### THE PROBLEM
State only how many lines contain the string "footnote".

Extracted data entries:
## start

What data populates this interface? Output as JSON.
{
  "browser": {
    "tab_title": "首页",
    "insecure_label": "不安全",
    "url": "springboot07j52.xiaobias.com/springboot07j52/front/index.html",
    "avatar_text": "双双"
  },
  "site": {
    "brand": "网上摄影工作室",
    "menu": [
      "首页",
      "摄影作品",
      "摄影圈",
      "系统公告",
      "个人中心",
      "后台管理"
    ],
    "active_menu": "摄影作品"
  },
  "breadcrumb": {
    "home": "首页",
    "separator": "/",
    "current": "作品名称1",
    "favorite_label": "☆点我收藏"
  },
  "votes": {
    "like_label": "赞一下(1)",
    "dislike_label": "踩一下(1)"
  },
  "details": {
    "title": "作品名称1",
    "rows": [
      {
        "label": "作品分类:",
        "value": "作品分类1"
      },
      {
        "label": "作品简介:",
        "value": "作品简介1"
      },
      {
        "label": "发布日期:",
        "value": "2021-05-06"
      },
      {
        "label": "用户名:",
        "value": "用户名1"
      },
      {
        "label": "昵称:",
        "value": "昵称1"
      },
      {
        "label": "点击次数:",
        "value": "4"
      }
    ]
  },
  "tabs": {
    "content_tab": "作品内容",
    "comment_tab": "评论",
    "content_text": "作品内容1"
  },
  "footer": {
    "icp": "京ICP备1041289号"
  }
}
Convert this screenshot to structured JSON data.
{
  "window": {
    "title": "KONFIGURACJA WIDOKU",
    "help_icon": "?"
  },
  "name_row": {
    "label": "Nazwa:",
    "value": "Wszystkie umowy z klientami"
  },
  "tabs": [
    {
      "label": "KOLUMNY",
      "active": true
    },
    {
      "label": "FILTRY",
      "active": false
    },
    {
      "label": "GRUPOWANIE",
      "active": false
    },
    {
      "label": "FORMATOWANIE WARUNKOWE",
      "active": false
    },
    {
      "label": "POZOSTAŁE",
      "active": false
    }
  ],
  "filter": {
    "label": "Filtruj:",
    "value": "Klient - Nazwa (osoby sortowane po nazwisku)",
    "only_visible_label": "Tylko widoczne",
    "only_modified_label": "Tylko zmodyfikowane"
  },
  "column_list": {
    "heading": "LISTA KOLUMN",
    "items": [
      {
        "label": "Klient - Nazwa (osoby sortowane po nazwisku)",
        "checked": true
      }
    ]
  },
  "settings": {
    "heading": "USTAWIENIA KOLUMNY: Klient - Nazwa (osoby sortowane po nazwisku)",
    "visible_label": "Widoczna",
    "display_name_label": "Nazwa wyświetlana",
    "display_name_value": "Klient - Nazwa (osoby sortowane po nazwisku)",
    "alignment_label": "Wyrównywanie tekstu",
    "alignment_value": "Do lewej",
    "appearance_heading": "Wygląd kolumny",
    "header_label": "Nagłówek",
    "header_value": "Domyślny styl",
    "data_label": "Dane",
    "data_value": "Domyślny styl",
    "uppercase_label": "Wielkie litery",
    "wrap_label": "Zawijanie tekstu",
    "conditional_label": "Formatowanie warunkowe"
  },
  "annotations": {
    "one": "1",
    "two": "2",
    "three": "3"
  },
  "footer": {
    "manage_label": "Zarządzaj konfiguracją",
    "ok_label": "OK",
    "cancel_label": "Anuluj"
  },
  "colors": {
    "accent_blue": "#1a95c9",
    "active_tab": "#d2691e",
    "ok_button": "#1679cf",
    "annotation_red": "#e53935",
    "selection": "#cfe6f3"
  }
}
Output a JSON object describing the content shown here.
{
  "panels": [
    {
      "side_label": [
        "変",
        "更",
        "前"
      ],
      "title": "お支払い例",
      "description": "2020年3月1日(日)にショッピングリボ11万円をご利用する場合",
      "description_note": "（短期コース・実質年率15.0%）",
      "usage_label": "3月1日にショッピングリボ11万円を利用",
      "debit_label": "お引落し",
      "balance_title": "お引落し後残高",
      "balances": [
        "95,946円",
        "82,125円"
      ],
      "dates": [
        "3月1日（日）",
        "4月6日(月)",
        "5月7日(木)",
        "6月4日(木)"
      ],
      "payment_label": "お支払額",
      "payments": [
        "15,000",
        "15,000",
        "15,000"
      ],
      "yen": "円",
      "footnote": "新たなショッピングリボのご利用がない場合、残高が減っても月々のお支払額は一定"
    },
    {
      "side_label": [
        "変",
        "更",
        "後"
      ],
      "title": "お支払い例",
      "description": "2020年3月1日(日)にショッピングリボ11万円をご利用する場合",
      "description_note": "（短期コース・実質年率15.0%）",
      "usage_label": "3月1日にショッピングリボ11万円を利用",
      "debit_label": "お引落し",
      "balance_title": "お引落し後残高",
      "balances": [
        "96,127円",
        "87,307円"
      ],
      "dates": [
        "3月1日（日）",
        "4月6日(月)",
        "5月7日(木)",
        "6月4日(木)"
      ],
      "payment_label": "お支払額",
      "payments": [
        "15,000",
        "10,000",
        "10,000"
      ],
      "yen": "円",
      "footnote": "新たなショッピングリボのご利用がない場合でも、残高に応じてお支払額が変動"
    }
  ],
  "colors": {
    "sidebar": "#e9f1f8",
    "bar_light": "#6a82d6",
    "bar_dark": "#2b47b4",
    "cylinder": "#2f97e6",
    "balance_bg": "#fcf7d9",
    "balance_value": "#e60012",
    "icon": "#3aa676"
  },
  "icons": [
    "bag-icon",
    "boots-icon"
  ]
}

## end

### EXERCISE RESULT
2